_Problem:_
Render the material again word for word, skipping the pictures in it.

* START *

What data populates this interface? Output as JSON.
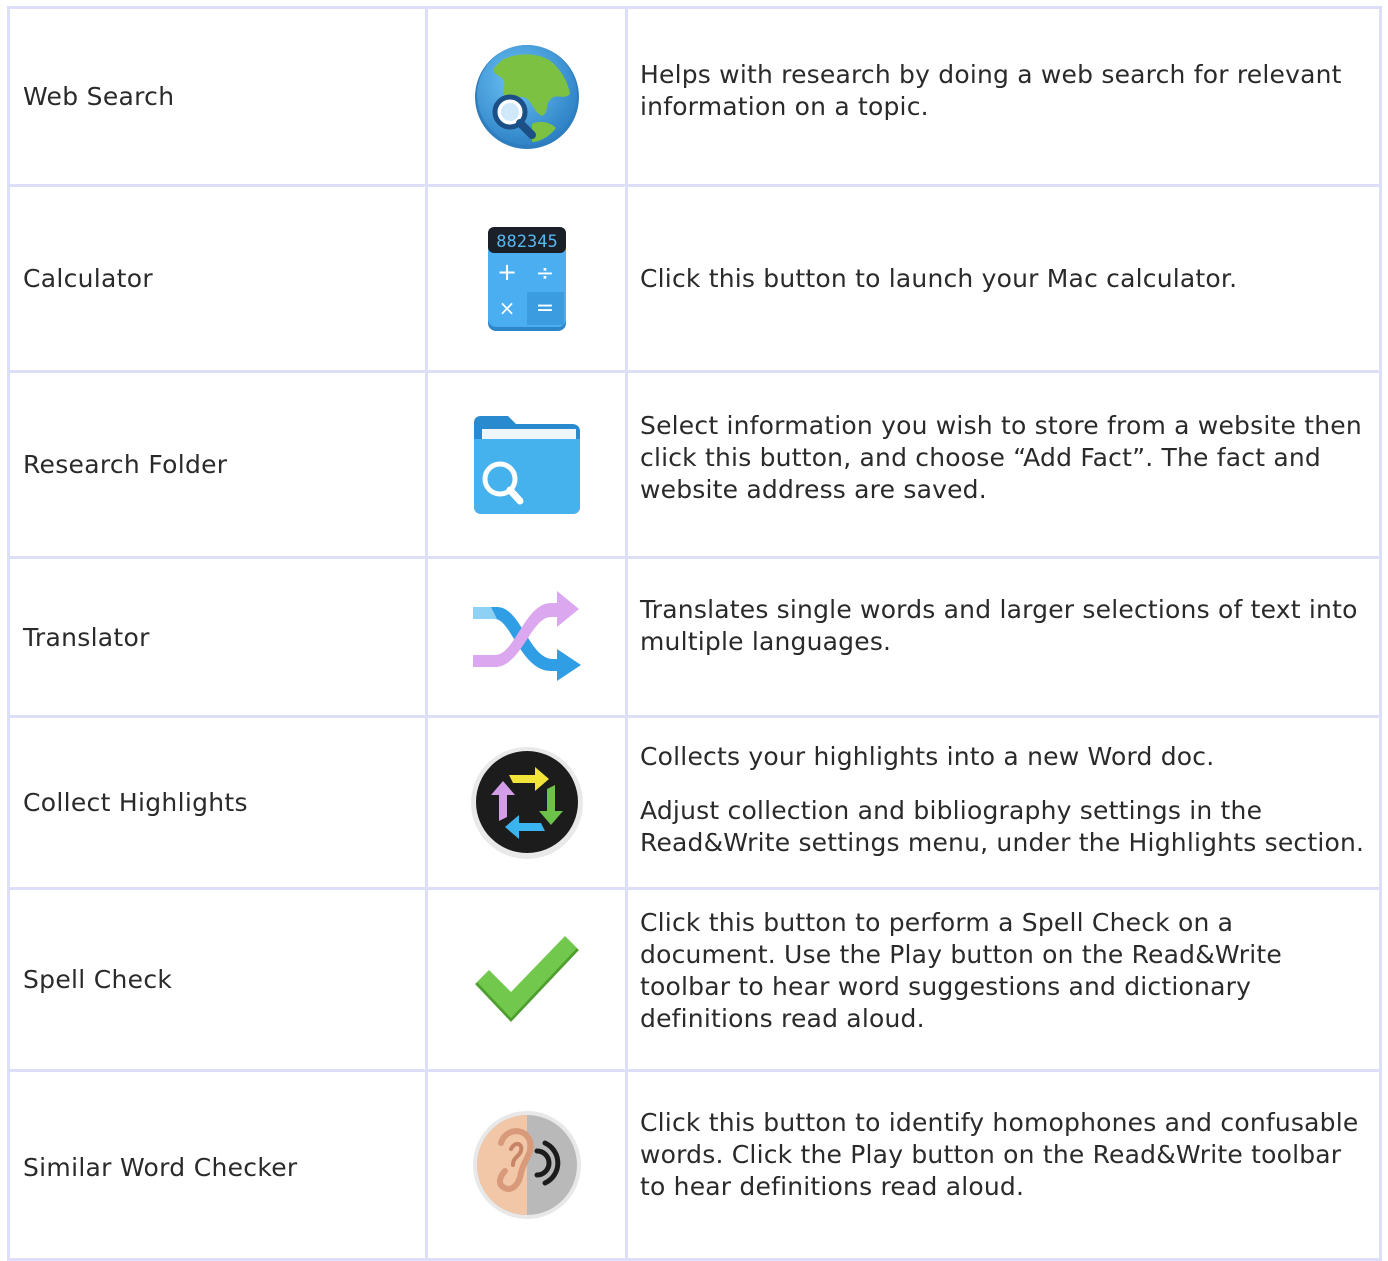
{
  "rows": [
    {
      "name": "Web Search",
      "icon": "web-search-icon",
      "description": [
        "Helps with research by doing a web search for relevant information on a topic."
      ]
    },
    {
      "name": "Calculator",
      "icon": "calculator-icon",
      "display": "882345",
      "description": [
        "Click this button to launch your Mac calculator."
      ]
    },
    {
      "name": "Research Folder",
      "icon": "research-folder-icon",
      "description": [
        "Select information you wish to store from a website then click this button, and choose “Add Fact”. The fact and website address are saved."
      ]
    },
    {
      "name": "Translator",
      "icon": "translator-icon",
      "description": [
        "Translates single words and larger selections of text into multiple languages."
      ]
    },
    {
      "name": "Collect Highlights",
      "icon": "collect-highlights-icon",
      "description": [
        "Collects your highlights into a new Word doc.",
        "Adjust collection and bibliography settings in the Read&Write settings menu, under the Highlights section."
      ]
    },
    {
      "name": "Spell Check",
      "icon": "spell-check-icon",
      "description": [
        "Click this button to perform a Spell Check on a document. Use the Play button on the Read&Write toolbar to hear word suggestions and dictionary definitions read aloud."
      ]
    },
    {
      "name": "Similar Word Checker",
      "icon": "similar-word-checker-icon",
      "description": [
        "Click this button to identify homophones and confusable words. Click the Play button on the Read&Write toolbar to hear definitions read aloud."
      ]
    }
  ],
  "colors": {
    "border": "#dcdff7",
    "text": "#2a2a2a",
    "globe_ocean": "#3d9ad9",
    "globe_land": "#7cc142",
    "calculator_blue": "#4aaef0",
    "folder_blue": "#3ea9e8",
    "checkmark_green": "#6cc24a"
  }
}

* END *

_Full response:_
What data populates this interface? Output as JSON.
{
  "rows": [
    {
      "name": "Web Search",
      "icon": "web-search-icon",
      "description": [
        "Helps with research by doing a web search for relevant information on a topic."
      ]
    },
    {
      "name": "Calculator",
      "icon": "calculator-icon",
      "display": "882345",
      "description": [
        "Click this button to launch your Mac calculator."
      ]
    },
    {
      "name": "Research Folder",
      "icon": "research-folder-icon",
      "description": [
        "Select information you wish to store from a website then click this button, and choose “Add Fact”. The fact and website address are saved."
      ]
    },
    {
      "name": "Translator",
      "icon": "translator-icon",
      "description": [
        "Translates single words and larger selections of text into multiple languages."
      ]
    },
    {
      "name": "Collect Highlights",
      "icon": "collect-highlights-icon",
      "description": [
        "Collects your highlights into a new Word doc.",
        "Adjust collection and bibliography settings in the Read&Write settings menu, under the Highlights section."
      ]
    },
    {
      "name": "Spell Check",
      "icon": "spell-check-icon",
      "description": [
        "Click this button to perform a Spell Check on a document. Use the Play button on the Read&Write toolbar to hear word suggestions and dictionary definitions read aloud."
      ]
    },
    {
      "name": "Similar Word Checker",
      "icon": "similar-word-checker-icon",
      "description": [
        "Click this button to identify homophones and confusable words. Click the Play button on the Read&Write toolbar to hear definitions read aloud."
      ]
    }
  ],
  "colors": {
    "border": "#dcdff7",
    "text": "#2a2a2a",
    "globe_ocean": "#3d9ad9",
    "globe_land": "#7cc142",
    "calculator_blue": "#4aaef0",
    "folder_blue": "#3ea9e8",
    "checkmark_green": "#6cc24a"
  }
}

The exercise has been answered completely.